→ Work to do: Reproduce the listing below in its entirety. Change nothing.
>> Start Data to process
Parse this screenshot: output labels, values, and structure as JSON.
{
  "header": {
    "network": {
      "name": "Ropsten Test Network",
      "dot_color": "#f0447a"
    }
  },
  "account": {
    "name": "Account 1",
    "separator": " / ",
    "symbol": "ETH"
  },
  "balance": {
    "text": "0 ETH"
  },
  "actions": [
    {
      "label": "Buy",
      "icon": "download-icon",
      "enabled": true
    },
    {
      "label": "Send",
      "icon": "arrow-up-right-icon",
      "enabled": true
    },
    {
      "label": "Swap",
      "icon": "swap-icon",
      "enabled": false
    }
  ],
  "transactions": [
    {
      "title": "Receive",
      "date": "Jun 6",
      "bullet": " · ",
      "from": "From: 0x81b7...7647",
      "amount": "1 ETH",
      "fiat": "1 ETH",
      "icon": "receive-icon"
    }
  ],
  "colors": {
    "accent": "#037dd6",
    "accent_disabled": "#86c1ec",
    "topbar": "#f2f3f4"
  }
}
>> End Data to process
→ Written response:
Parse this screenshot: output labels, values, and structure as JSON.
{
  "header": {
    "network": {
      "name": "Ropsten Test Network",
      "dot_color": "#f0447a"
    }
  },
  "account": {
    "name": "Account 1",
    "separator": " / ",
    "symbol": "ETH"
  },
  "balance": {
    "text": "0 ETH"
  },
  "actions": [
    {
      "label": "Buy",
      "icon": "download-icon",
      "enabled": true
    },
    {
      "label": "Send",
      "icon": "arrow-up-right-icon",
      "enabled": true
    },
    {
      "label": "Swap",
      "icon": "swap-icon",
      "enabled": false
    }
  ],
  "transactions": [
    {
      "title": "Receive",
      "date": "Jun 6",
      "bullet": " · ",
      "from": "From: 0x81b7...7647",
      "amount": "1 ETH",
      "fiat": "1 ETH",
      "icon": "receive-icon"
    }
  ],
  "colors": {
    "accent": "#037dd6",
    "accent_disabled": "#86c1ec",
    "topbar": "#f2f3f4"
  }
}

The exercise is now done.